Dataset entries
☆ ☆ ☆ ☆
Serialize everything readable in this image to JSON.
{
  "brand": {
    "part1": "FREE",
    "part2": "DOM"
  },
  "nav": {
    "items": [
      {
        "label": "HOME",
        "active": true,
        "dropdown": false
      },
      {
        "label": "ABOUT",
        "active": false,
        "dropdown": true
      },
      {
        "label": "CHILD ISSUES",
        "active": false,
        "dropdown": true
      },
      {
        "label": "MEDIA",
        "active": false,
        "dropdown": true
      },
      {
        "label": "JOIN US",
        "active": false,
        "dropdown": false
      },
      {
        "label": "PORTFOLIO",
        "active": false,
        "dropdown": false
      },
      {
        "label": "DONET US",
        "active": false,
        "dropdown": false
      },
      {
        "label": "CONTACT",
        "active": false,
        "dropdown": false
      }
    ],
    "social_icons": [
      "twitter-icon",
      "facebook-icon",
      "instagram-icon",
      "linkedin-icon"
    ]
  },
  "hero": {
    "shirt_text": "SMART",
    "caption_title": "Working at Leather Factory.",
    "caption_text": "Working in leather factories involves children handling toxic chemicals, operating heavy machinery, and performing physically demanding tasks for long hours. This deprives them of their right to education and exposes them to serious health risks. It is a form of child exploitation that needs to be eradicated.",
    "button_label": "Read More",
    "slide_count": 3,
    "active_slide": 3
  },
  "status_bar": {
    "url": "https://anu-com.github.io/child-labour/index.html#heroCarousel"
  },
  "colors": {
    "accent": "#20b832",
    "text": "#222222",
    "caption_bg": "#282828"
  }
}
☆ ☆ ☆ ☆
Problem requirements »
All of the entries should be written out again exactly.

The completed task »
Serialize everything readable in this image to JSON.
{
  "brand": {
    "part1": "FREE",
    "part2": "DOM"
  },
  "nav": {
    "items": [
      {
        "label": "HOME",
        "active": true,
        "dropdown": false
      },
      {
        "label": "ABOUT",
        "active": false,
        "dropdown": true
      },
      {
        "label": "CHILD ISSUES",
        "active": false,
        "dropdown": true
      },
      {
        "label": "MEDIA",
        "active": false,
        "dropdown": true
      },
      {
        "label": "JOIN US",
        "active": false,
        "dropdown": false
      },
      {
        "label": "PORTFOLIO",
        "active": false,
        "dropdown": false
      },
      {
        "label": "DONET US",
        "active": false,
        "dropdown": false
      },
      {
        "label": "CONTACT",
        "active": false,
        "dropdown": false
      }
    ],
    "social_icons": [
      "twitter-icon",
      "facebook-icon",
      "instagram-icon",
      "linkedin-icon"
    ]
  },
  "hero": {
    "shirt_text": "SMART",
    "caption_title": "Working at Leather Factory.",
    "caption_text": "Working in leather factories involves children handling toxic chemicals, operating heavy machinery, and performing physically demanding tasks for long hours. This deprives them of their right to education and exposes them to serious health risks. It is a form of child exploitation that needs to be eradicated.",
    "button_label": "Read More",
    "slide_count": 3,
    "active_slide": 3
  },
  "status_bar": {
    "url": "https://anu-com.github.io/child-labour/index.html#heroCarousel"
  },
  "colors": {
    "accent": "#20b832",
    "text": "#222222",
    "caption_bg": "#282828"
  }
}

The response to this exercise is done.